**How to complete this task:**
Lines with "öppnas": how many are there in the listing below? Reply with the number only.

**Records for processing:**
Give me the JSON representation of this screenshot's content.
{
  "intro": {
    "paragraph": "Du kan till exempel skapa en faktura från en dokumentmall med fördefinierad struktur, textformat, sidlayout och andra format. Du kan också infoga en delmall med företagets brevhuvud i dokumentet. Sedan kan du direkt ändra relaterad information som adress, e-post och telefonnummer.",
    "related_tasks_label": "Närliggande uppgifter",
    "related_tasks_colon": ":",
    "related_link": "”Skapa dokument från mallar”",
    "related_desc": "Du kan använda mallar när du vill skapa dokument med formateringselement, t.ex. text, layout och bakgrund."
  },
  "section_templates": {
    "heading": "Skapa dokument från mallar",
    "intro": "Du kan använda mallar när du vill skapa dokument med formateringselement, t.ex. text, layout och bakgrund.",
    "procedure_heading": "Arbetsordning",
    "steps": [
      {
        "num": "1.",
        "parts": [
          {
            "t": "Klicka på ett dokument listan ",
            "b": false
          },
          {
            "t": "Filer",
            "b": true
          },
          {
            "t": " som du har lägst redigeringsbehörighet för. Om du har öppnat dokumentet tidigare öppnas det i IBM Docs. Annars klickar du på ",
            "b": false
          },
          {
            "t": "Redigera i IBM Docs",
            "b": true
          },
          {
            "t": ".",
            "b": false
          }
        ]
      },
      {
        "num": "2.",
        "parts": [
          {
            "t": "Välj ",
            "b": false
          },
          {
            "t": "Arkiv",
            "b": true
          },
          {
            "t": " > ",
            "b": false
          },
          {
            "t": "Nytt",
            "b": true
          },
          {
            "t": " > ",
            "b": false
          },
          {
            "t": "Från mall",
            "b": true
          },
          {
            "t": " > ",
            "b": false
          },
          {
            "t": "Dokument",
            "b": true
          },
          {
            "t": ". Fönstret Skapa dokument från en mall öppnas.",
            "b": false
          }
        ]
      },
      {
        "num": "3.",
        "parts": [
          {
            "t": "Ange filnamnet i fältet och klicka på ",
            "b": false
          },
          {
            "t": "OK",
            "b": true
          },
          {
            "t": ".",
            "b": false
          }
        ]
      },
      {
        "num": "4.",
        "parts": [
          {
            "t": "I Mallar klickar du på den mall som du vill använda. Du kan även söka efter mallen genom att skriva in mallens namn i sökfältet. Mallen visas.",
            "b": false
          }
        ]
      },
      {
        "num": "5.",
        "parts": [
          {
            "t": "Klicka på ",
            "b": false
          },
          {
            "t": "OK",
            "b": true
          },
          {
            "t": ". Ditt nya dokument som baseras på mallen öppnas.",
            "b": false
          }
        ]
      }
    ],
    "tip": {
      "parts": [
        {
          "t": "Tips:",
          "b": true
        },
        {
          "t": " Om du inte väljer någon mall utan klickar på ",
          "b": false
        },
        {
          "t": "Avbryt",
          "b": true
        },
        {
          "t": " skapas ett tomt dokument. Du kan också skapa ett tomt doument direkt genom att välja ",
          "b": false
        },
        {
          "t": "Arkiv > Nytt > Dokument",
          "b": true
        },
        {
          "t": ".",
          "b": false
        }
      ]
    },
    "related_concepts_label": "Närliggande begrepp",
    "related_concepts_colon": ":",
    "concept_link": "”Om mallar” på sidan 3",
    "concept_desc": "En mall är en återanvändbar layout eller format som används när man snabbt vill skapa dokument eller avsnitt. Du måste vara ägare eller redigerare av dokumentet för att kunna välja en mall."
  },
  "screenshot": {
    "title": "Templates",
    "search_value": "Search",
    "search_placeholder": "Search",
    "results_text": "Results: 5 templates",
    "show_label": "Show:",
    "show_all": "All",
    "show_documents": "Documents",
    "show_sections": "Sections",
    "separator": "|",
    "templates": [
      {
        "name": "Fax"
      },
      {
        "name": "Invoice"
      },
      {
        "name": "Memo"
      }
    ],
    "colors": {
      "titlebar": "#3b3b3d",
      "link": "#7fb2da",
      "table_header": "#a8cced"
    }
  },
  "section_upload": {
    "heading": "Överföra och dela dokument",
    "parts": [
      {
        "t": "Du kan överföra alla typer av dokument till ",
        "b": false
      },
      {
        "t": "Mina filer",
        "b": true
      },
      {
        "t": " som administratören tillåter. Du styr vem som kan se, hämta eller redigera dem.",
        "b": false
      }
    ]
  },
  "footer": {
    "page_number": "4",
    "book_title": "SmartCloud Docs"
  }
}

**Exercise output:**
3